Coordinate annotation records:
Start

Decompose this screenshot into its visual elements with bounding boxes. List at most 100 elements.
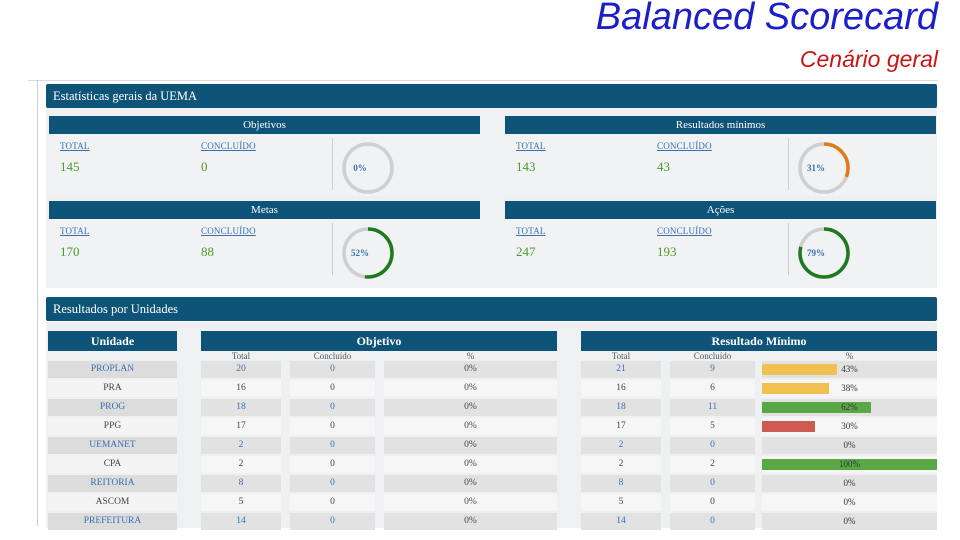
- result-done: 2: [670, 456, 755, 473]
- column-objective: Objetivo: [201, 331, 557, 351]
- objective-total: 2: [201, 456, 281, 473]
- result-pct-bar: [762, 383, 829, 394]
- result-done: 9: [670, 361, 755, 378]
- total-label: TOTAL: [516, 141, 546, 151]
- objective-pct: 0%: [384, 456, 557, 473]
- result-pct-track: [762, 475, 937, 492]
- stat-card-goals: Metas TOTAL 170 CONCLUÍDO 88 52%: [49, 201, 480, 281]
- result-total: 18: [581, 399, 661, 416]
- progress-ring-fill: [798, 142, 850, 194]
- unit-name[interactable]: PROPLAN: [48, 361, 177, 378]
- stats-header: Estatísticas gerais da UEMA: [46, 84, 937, 108]
- subhead-result-done: Concluído: [693, 351, 732, 361]
- unit-name: PRA: [48, 380, 177, 397]
- objective-done: 0: [290, 437, 375, 454]
- column-unit: Unidade: [48, 331, 177, 351]
- done-value: 43: [657, 159, 670, 174]
- total-value: 247: [516, 244, 536, 259]
- slide-subtitle: Cenário geral: [799, 46, 938, 72]
- units-header: Resultados por Unidades: [46, 297, 937, 321]
- result-done: 0: [670, 494, 755, 511]
- result-done: 0: [670, 513, 755, 530]
- result-total: 2: [581, 456, 661, 473]
- objective-total: 18: [201, 399, 281, 416]
- result-pct-bar: [762, 421, 815, 432]
- result-pct-bar: [762, 402, 871, 413]
- result-done: 0: [670, 437, 755, 454]
- unit-name: PPG: [48, 418, 177, 435]
- objective-pct: 0%: [384, 475, 557, 492]
- total-value: 143: [516, 159, 536, 174]
- objective-total: 14: [201, 513, 281, 530]
- result-pct-label: 43%: [841, 364, 858, 374]
- unit-name[interactable]: PROG: [48, 399, 177, 416]
- result-pct-label: 0%: [843, 516, 856, 526]
- card-divider: [788, 223, 789, 275]
- progress-ring-track: [342, 142, 394, 194]
- top-divider: [28, 80, 938, 81]
- unit-name: CPA: [48, 456, 177, 473]
- result-done: 0: [670, 475, 755, 492]
- column-result: Resultado Mínimo: [581, 331, 937, 351]
- result-done: 11: [670, 399, 755, 416]
- objective-total: 17: [201, 418, 281, 435]
- objective-total: 20: [201, 361, 281, 378]
- result-total: 17: [581, 418, 661, 435]
- result-pct-bar: [762, 459, 937, 470]
- result-pct-label: 0%: [843, 440, 856, 450]
- progress-ring: 31%: [798, 142, 850, 194]
- objective-done: 0: [290, 456, 375, 473]
- slide-title: Balanced Scorecard: [595, 0, 938, 38]
- result-total: 5: [581, 494, 661, 511]
- objective-pct: 0%: [384, 437, 557, 454]
- result-total: 2: [581, 437, 661, 454]
- result-pct-label: 38%: [841, 383, 858, 393]
- objective-pct: 0%: [384, 380, 557, 397]
- subhead-result-pct: %: [845, 351, 854, 361]
- result-pct-track: [762, 494, 937, 511]
- objective-done: 0: [290, 513, 375, 530]
- objective-done: 0: [290, 475, 375, 492]
- progress-ring-label: 79%: [807, 248, 825, 258]
- objective-done: 0: [290, 418, 375, 435]
- unit-name[interactable]: REITORIA: [48, 475, 177, 492]
- objective-pct: 0%: [384, 418, 557, 435]
- progress-ring: 0%: [342, 142, 394, 194]
- objective-pct: 0%: [384, 494, 557, 511]
- card-divider: [788, 138, 789, 190]
- objective-pct: 0%: [384, 399, 557, 416]
- done-label: CONCLUÍDO: [201, 226, 256, 236]
- stat-card-title: Objetivos: [49, 116, 480, 134]
- unit-name[interactable]: PREFEITURA: [48, 513, 177, 530]
- result-pct-label: 0%: [843, 478, 856, 488]
- result-pct-label: 0%: [843, 497, 856, 507]
- stat-card-title: Metas: [49, 201, 480, 219]
- progress-ring-label: 31%: [807, 163, 825, 173]
- left-divider: [37, 80, 38, 526]
- result-done: 5: [670, 418, 755, 435]
- subhead-objective-pct: %: [466, 351, 475, 361]
- result-total: 14: [581, 513, 661, 530]
- result-total: 16: [581, 380, 661, 397]
- done-label: CONCLUÍDO: [201, 141, 256, 151]
- objective-pct: 0%: [384, 361, 557, 378]
- stat-card-actions: Ações TOTAL 247 CONCLUÍDO 193 79%: [505, 201, 936, 281]
- done-label: CONCLUÍDO: [657, 141, 712, 151]
- done-value: 88: [201, 244, 214, 259]
- done-value: 0: [201, 159, 208, 174]
- stat-card-objectives: Objetivos TOTAL 145 CONCLUÍDO 0 0%: [49, 116, 480, 196]
- progress-ring: 79%: [798, 227, 850, 279]
- stat-card-min-results: Resultados mínimos TOTAL 143 CONCLUÍDO 4…: [505, 116, 936, 196]
- objective-pct: 0%: [384, 513, 557, 530]
- card-divider: [332, 138, 333, 190]
- objective-total: 16: [201, 380, 281, 397]
- objective-done: 0: [290, 494, 375, 511]
- objective-done: 0: [290, 380, 375, 397]
- unit-name[interactable]: UEMANET: [48, 437, 177, 454]
- objective-done: 0: [290, 399, 375, 416]
- total-value: 145: [60, 159, 80, 174]
- progress-ring-fill: [342, 227, 394, 279]
- total-label: TOTAL: [516, 226, 546, 236]
- objective-total: 2: [201, 437, 281, 454]
- unit-name: ASCOM: [48, 494, 177, 511]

End

What is required
Copy the whole listing above word for word, leaving out the pictures.

Answer in full
Decompose this screenshot into its visual elements with bounding boxes. List at most 100 elements.
- result-done: 2: [670, 456, 755, 473]
- column-objective: Objetivo: [201, 331, 557, 351]
- objective-total: 2: [201, 456, 281, 473]
- result-pct-bar: [762, 383, 829, 394]
- result-done: 9: [670, 361, 755, 378]
- total-label: TOTAL: [516, 141, 546, 151]
- objective-pct: 0%: [384, 456, 557, 473]
- result-pct-track: [762, 475, 937, 492]
- stat-card-goals: Metas TOTAL 170 CONCLUÍDO 88 52%: [49, 201, 480, 281]
- result-total: 18: [581, 399, 661, 416]
- progress-ring-fill: [798, 142, 850, 194]
- unit-name[interactable]: PROPLAN: [48, 361, 177, 378]
- stats-header: Estatísticas gerais da UEMA: [46, 84, 937, 108]
- subhead-result-done: Concluído: [693, 351, 732, 361]
- unit-name: PRA: [48, 380, 177, 397]
- objective-done: 0: [290, 437, 375, 454]
- column-unit: Unidade: [48, 331, 177, 351]
- done-value: 43: [657, 159, 670, 174]
- total-value: 247: [516, 244, 536, 259]
- slide-subtitle: Cenário geral: [799, 46, 938, 72]
- units-header: Resultados por Unidades: [46, 297, 937, 321]
- result-done: 0: [670, 494, 755, 511]
- result-done: 0: [670, 513, 755, 530]
- result-total: 2: [581, 456, 661, 473]
- objective-total: 18: [201, 399, 281, 416]
- result-pct-bar: [762, 421, 815, 432]
- result-pct-bar: [762, 402, 871, 413]
- result-done: 0: [670, 437, 755, 454]
- unit-name: PPG: [48, 418, 177, 435]
- objective-pct: 0%: [384, 475, 557, 492]
- total-value: 143: [516, 159, 536, 174]
- objective-total: 14: [201, 513, 281, 530]
- result-pct-label: 43%: [841, 364, 858, 374]
- unit-name[interactable]: PROG: [48, 399, 177, 416]
- result-pct-label: 0%: [843, 516, 856, 526]
- card-divider: [788, 223, 789, 275]
- progress-ring-track: [342, 142, 394, 194]
- top-divider: [28, 80, 938, 81]
- unit-name: CPA: [48, 456, 177, 473]
- result-done: 0: [670, 475, 755, 492]
- column-result: Resultado Mínimo: [581, 331, 937, 351]
- result-done: 11: [670, 399, 755, 416]
- objective-total: 17: [201, 418, 281, 435]
- objective-total: 20: [201, 361, 281, 378]
- result-total: 17: [581, 418, 661, 435]
- result-pct-bar: [762, 459, 937, 470]
- result-pct-label: 0%: [843, 440, 856, 450]
- progress-ring: 31%: [798, 142, 850, 194]
- objective-done: 0: [290, 456, 375, 473]
- slide-title: Balanced Scorecard: [595, 0, 938, 38]
- result-total: 5: [581, 494, 661, 511]
- objective-pct: 0%: [384, 437, 557, 454]
- result-total: 2: [581, 437, 661, 454]
- result-pct-label: 38%: [841, 383, 858, 393]
- objective-pct: 0%: [384, 380, 557, 397]
- subhead-result-pct: %: [845, 351, 854, 361]
- result-pct-track: [762, 494, 937, 511]
- objective-done: 0: [290, 513, 375, 530]
- objective-done: 0: [290, 475, 375, 492]
- progress-ring-label: 79%: [807, 248, 825, 258]
- objective-done: 0: [290, 418, 375, 435]
- unit-name[interactable]: REITORIA: [48, 475, 177, 492]
- objective-pct: 0%: [384, 418, 557, 435]
- progress-ring: 0%: [342, 142, 394, 194]
- objective-pct: 0%: [384, 494, 557, 511]
- card-divider: [788, 138, 789, 190]
- objective-pct: 0%: [384, 399, 557, 416]
- done-label: CONCLUÍDO: [201, 226, 256, 236]
- stat-card-title: Objetivos: [49, 116, 480, 134]
- unit-name[interactable]: PREFEITURA: [48, 513, 177, 530]
- result-pct-label: 0%: [843, 478, 856, 488]
- result-pct-label: 0%: [843, 497, 856, 507]
- stat-card-title: Metas: [49, 201, 480, 219]
- progress-ring-label: 31%: [807, 163, 825, 173]
- left-divider: [37, 80, 38, 526]
- result-done: 5: [670, 418, 755, 435]
- subhead-objective-pct: %: [466, 351, 475, 361]
- result-total: 14: [581, 513, 661, 530]
- result-total: 16: [581, 380, 661, 397]
- done-label: CONCLUÍDO: [201, 141, 256, 151]
- objective-pct: 0%: [384, 361, 557, 378]
- stat-card-actions: Ações TOTAL 247 CONCLUÍDO 193 79%: [505, 201, 936, 281]
- done-label: CONCLUÍDO: [657, 141, 712, 151]
- done-value: 88: [201, 244, 214, 259]
- done-value: 0: [201, 159, 208, 174]
- stat-card-objectives: Objetivos TOTAL 145 CONCLUÍDO 0 0%: [49, 116, 480, 196]
- progress-ring: 79%: [798, 227, 850, 279]
- stat-card-min-results: Resultados mínimos TOTAL 143 CONCLUÍDO 4…: [505, 116, 936, 196]
- objective-pct: 0%: [384, 513, 557, 530]
- card-divider: [332, 138, 333, 190]
- objective-total: 16: [201, 380, 281, 397]
- objective-done: 0: [290, 494, 375, 511]
- objective-done: 0: [290, 380, 375, 397]
- unit-name[interactable]: UEMANET: [48, 437, 177, 454]
- objective-done: 0: [290, 399, 375, 416]
- total-value: 145: [60, 159, 80, 174]
- progress-ring-fill: [342, 227, 394, 279]
- total-label: TOTAL: [516, 226, 546, 236]
- objective-total: 2: [201, 437, 281, 454]
- unit-name: ASCOM: [48, 494, 177, 511]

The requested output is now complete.